YOUR GOAL - Write the data out again in full, with no departure from the original.

MATERIAL PROVIDED -
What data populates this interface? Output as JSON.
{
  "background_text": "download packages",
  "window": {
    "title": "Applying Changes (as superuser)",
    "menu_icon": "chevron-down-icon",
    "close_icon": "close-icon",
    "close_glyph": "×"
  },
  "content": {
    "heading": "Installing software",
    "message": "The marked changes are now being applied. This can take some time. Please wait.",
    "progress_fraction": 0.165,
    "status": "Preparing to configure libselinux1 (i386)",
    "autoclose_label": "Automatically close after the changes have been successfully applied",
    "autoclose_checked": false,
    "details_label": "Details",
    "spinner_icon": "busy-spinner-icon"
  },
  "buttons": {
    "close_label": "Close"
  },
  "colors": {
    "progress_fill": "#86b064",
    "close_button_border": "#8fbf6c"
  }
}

OUTPUT -
What data populates this interface? Output as JSON.
{
  "background_text": "download packages",
  "window": {
    "title": "Applying Changes (as superuser)",
    "menu_icon": "chevron-down-icon",
    "close_icon": "close-icon",
    "close_glyph": "×"
  },
  "content": {
    "heading": "Installing software",
    "message": "The marked changes are now being applied. This can take some time. Please wait.",
    "progress_fraction": 0.165,
    "status": "Preparing to configure libselinux1 (i386)",
    "autoclose_label": "Automatically close after the changes have been successfully applied",
    "autoclose_checked": false,
    "details_label": "Details",
    "spinner_icon": "busy-spinner-icon"
  },
  "buttons": {
    "close_label": "Close"
  },
  "colors": {
    "progress_fill": "#86b064",
    "close_button_border": "#8fbf6c"
  }
}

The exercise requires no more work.